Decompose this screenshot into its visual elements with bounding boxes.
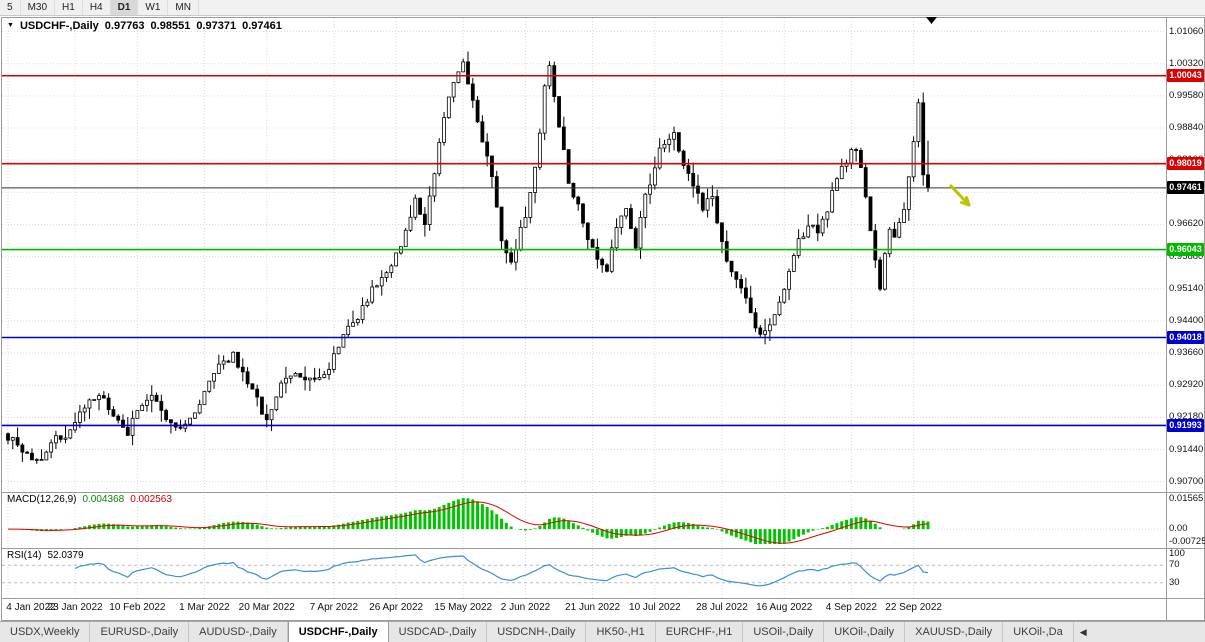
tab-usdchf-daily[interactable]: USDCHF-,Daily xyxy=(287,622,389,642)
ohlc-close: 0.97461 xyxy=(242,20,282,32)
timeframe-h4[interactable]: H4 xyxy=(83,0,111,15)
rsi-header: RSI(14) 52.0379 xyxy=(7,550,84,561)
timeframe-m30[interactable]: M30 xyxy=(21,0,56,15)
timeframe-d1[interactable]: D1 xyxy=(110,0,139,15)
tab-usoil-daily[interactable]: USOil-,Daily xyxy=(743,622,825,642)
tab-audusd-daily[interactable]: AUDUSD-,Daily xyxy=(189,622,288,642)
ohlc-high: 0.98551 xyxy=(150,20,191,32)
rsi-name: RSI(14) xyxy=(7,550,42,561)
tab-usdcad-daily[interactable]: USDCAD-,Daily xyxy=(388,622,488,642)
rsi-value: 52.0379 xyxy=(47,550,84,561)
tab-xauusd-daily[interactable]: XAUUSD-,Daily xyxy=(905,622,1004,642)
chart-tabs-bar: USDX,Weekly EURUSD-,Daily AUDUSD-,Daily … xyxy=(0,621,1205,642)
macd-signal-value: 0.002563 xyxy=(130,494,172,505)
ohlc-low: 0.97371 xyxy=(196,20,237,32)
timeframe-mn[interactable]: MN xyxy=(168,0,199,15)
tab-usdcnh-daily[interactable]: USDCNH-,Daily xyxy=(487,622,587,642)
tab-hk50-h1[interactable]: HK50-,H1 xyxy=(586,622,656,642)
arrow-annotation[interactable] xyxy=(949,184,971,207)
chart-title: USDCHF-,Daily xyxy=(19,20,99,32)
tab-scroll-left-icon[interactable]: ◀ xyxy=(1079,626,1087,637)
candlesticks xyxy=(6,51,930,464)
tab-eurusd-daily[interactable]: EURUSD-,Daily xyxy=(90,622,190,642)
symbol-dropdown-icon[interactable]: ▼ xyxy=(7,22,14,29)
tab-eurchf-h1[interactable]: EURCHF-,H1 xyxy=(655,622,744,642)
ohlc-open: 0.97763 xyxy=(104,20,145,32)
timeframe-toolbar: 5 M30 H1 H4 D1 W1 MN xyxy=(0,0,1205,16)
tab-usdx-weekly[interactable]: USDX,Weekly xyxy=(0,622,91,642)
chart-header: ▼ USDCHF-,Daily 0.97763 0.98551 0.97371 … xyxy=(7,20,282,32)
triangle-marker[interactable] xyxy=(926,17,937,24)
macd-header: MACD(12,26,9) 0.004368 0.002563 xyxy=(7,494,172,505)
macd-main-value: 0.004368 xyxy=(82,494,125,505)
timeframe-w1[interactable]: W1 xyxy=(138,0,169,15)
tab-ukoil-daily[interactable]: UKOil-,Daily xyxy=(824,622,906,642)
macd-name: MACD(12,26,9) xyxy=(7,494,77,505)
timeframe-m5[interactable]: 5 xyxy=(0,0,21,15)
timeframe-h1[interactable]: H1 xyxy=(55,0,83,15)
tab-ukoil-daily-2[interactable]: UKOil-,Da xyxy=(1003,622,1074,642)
+ + + + + + +
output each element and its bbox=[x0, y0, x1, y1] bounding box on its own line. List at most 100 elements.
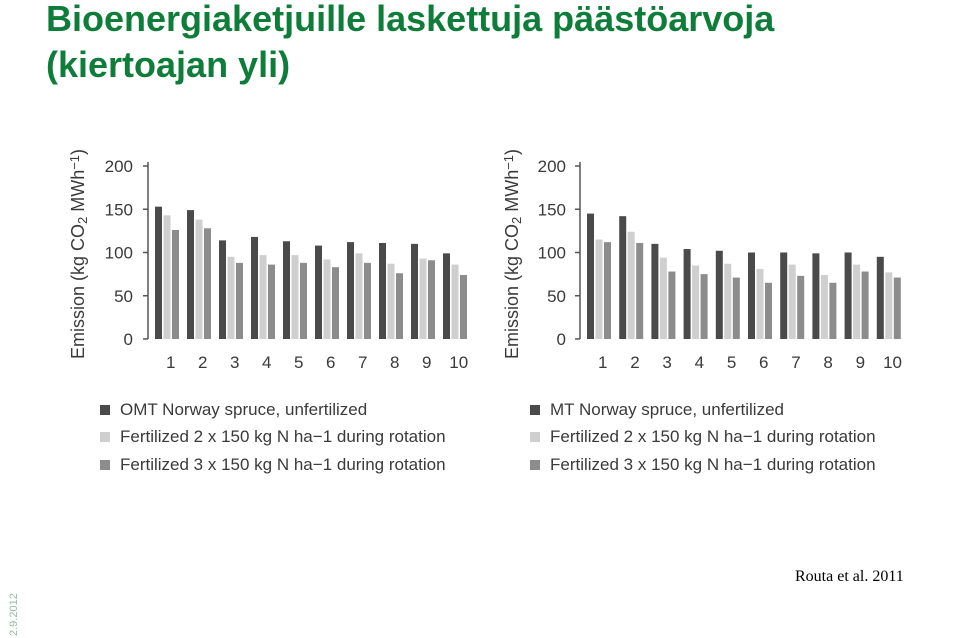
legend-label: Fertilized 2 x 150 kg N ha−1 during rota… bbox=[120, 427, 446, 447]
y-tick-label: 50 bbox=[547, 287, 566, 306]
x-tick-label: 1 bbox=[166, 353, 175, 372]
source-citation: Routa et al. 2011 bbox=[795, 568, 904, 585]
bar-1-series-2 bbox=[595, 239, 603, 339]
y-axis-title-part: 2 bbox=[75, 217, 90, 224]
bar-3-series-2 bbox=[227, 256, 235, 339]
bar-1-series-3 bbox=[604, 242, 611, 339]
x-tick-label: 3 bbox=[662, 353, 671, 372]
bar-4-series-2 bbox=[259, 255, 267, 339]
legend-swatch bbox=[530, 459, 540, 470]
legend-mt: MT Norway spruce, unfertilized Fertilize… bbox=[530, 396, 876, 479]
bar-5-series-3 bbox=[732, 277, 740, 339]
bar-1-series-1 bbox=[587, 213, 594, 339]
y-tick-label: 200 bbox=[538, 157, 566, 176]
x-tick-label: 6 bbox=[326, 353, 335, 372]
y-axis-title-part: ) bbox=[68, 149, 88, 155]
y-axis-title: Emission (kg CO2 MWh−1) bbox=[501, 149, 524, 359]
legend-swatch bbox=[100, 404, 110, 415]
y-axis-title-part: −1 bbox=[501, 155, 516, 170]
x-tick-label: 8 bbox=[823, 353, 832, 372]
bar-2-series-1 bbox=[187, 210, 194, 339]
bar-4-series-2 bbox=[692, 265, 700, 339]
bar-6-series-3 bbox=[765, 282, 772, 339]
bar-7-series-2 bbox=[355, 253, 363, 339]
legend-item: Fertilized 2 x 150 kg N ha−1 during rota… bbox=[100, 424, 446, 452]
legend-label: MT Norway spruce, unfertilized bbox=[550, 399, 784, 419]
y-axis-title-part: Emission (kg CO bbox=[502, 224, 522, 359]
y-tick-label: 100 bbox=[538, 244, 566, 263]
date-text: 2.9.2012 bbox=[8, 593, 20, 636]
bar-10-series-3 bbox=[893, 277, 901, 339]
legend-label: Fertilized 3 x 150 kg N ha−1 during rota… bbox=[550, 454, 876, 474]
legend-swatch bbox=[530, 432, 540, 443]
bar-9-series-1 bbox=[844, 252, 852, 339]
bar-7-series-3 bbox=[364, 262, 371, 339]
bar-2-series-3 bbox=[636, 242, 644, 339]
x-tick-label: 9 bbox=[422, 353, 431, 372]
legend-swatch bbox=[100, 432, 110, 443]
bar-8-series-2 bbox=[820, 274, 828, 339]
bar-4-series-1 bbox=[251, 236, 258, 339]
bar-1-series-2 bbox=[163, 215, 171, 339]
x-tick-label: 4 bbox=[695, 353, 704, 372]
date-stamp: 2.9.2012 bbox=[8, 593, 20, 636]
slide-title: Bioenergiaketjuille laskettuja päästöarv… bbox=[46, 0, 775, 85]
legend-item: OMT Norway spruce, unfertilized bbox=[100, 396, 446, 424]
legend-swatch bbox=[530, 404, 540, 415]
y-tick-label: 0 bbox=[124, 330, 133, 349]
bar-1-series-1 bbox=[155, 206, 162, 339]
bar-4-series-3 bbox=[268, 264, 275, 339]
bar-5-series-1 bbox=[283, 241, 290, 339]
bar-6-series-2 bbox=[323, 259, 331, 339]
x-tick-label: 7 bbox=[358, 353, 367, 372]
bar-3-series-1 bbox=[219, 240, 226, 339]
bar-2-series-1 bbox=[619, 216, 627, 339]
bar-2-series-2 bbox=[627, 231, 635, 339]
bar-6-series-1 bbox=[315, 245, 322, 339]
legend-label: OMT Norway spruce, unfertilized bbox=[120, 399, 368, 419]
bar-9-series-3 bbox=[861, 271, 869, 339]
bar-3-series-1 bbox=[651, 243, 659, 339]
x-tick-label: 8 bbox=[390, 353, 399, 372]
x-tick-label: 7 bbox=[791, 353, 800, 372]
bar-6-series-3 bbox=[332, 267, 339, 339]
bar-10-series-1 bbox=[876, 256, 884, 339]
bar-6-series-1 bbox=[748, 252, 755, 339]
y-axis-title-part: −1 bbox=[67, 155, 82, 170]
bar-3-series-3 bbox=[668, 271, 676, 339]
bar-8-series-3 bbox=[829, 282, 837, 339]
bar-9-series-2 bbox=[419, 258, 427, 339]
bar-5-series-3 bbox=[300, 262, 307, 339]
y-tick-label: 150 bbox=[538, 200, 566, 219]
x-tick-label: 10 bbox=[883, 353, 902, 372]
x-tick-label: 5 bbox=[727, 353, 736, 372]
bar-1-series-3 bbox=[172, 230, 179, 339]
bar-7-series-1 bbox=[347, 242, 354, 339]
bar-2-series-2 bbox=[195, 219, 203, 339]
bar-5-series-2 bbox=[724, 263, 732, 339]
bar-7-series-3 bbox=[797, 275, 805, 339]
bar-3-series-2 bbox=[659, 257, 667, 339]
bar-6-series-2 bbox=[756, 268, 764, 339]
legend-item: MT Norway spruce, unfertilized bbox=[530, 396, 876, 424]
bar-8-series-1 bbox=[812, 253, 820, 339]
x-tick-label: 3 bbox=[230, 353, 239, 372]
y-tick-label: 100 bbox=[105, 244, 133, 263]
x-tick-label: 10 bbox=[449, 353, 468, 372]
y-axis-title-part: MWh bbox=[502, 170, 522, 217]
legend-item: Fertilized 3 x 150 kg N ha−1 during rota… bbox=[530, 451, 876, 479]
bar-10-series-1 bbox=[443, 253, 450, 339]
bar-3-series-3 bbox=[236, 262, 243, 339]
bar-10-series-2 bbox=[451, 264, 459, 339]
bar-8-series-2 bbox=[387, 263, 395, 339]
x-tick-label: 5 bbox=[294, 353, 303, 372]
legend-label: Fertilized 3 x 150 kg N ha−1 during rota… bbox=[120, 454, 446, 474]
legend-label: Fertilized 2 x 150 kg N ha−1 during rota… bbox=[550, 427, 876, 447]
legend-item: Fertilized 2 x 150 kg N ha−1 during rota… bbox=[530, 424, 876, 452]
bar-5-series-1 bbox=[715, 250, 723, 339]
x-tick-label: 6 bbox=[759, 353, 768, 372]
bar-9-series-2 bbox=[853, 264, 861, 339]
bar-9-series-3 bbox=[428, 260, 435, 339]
+ + + + + + +
→ **Written problem**:
Return the records from the line containing "427, 446, 447]" through the line containing "y-tick-label: 200 bbox=[538, 157, 566, 176]" with no changes.

→ **Finished exercise**:
legend-label: Fertilized 2 x 150 kg N ha−1 during rota… bbox=[120, 427, 446, 447]
y-tick-label: 50 bbox=[547, 287, 566, 306]
x-tick-label: 1 bbox=[166, 353, 175, 372]
source-citation: Routa et al. 2011 bbox=[795, 568, 904, 585]
bar-1-series-2 bbox=[595, 239, 603, 339]
y-axis-title-part: 2 bbox=[75, 217, 90, 224]
bar-3-series-2 bbox=[227, 256, 235, 339]
bar-1-series-3 bbox=[604, 242, 611, 339]
x-tick-label: 3 bbox=[662, 353, 671, 372]
bar-4-series-2 bbox=[259, 255, 267, 339]
legend-swatch bbox=[530, 459, 540, 470]
legend-mt: MT Norway spruce, unfertilized Fertilize… bbox=[530, 396, 876, 479]
bar-5-series-3 bbox=[732, 277, 740, 339]
bar-1-series-1 bbox=[587, 213, 594, 339]
y-tick-label: 200 bbox=[538, 157, 566, 176]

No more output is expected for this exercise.